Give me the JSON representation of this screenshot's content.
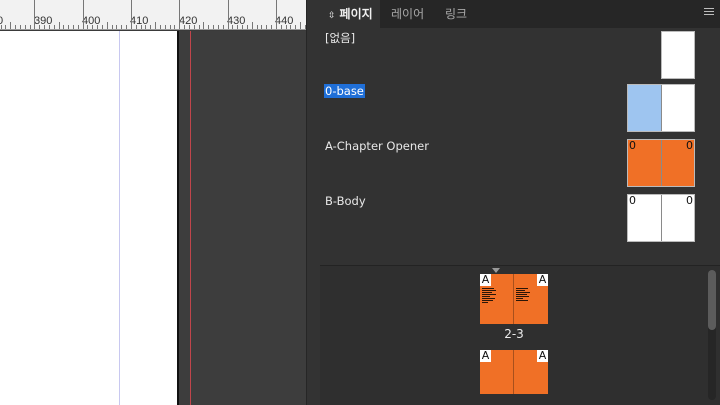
{
  "ruler": {
    "labels": [
      "0",
      "390",
      "400",
      "410",
      "420",
      "430",
      "440"
    ]
  },
  "panel": {
    "tabs": [
      {
        "label": "페이지",
        "active": true
      },
      {
        "label": "레이어",
        "active": false
      },
      {
        "label": "링크",
        "active": false
      }
    ],
    "menu_icon": "hamburger-menu-icon"
  },
  "masters": [
    {
      "label": "[없음]",
      "selected": false,
      "thumb": "white",
      "letters": []
    },
    {
      "label": "0-base",
      "selected": true,
      "thumb": "blue",
      "letters": []
    },
    {
      "label": "A-Chapter Opener",
      "selected": false,
      "thumb": "orange",
      "letters": [
        "0",
        "0"
      ]
    },
    {
      "label": "B-Body",
      "selected": false,
      "thumb": "white",
      "letters": [
        "0",
        "0"
      ]
    }
  ],
  "pages": {
    "spreads": [
      {
        "label": "2-3",
        "left_master": "A",
        "right_master": "A"
      },
      {
        "label": "",
        "left_master": "A",
        "right_master": "A"
      }
    ]
  },
  "colors": {
    "accent_selection": "#1f6fd8",
    "master_orange": "#f07026",
    "master_blue": "#9ec5f0",
    "panel_bg": "#323232"
  }
}
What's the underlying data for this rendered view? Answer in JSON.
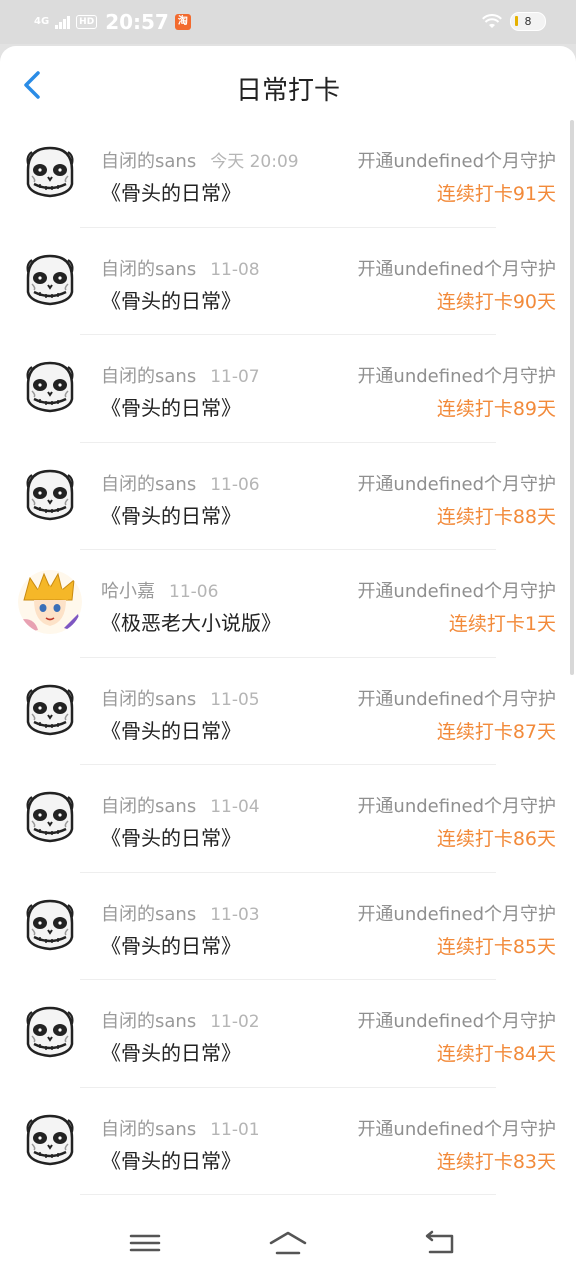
{
  "status_bar": {
    "signal": "4G",
    "hd": "HD",
    "time": "20:57",
    "app_badge": "8",
    "battery": "8"
  },
  "header": {
    "title": "日常打卡"
  },
  "items": [
    {
      "name": "自闭的sans",
      "date": "今天  20:09",
      "book": "《骨头的日常》",
      "guard": "开通undefined个月守护",
      "streak": "连续打卡91天",
      "avatar": "skull-avatar"
    },
    {
      "name": "自闭的sans",
      "date": "11-08",
      "book": "《骨头的日常》",
      "guard": "开通undefined个月守护",
      "streak": "连续打卡90天",
      "avatar": "skull-avatar"
    },
    {
      "name": "自闭的sans",
      "date": "11-07",
      "book": "《骨头的日常》",
      "guard": "开通undefined个月守护",
      "streak": "连续打卡89天",
      "avatar": "skull-avatar"
    },
    {
      "name": "自闭的sans",
      "date": "11-06",
      "book": "《骨头的日常》",
      "guard": "开通undefined个月守护",
      "streak": "连续打卡88天",
      "avatar": "skull-avatar"
    },
    {
      "name": "哈小嘉",
      "date": "11-06",
      "book": "《极恶老大小说版》",
      "guard": "开通undefined个月守护",
      "streak": "连续打卡1天",
      "avatar": "anime-avatar"
    },
    {
      "name": "自闭的sans",
      "date": "11-05",
      "book": "《骨头的日常》",
      "guard": "开通undefined个月守护",
      "streak": "连续打卡87天",
      "avatar": "skull-avatar"
    },
    {
      "name": "自闭的sans",
      "date": "11-04",
      "book": "《骨头的日常》",
      "guard": "开通undefined个月守护",
      "streak": "连续打卡86天",
      "avatar": "skull-avatar"
    },
    {
      "name": "自闭的sans",
      "date": "11-03",
      "book": "《骨头的日常》",
      "guard": "开通undefined个月守护",
      "streak": "连续打卡85天",
      "avatar": "skull-avatar"
    },
    {
      "name": "自闭的sans",
      "date": "11-02",
      "book": "《骨头的日常》",
      "guard": "开通undefined个月守护",
      "streak": "连续打卡84天",
      "avatar": "skull-avatar"
    },
    {
      "name": "自闭的sans",
      "date": "11-01",
      "book": "《骨头的日常》",
      "guard": "开通undefined个月守护",
      "streak": "连续打卡83天",
      "avatar": "skull-avatar"
    }
  ],
  "icons": {
    "back": "back-arrow-icon",
    "menu": "menu-icon",
    "home": "home-icon",
    "return": "return-icon"
  },
  "colors": {
    "accent": "#2a8ce6",
    "streak": "#f28a3a"
  }
}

STATED PROBLEM: Search the data above for the string "JSON" and return every line that has it.

FINISHED ANSWER:
Give me the JSON representation of this screenshot's content.
What's the underlying data for this rendered view? Answer in JSON.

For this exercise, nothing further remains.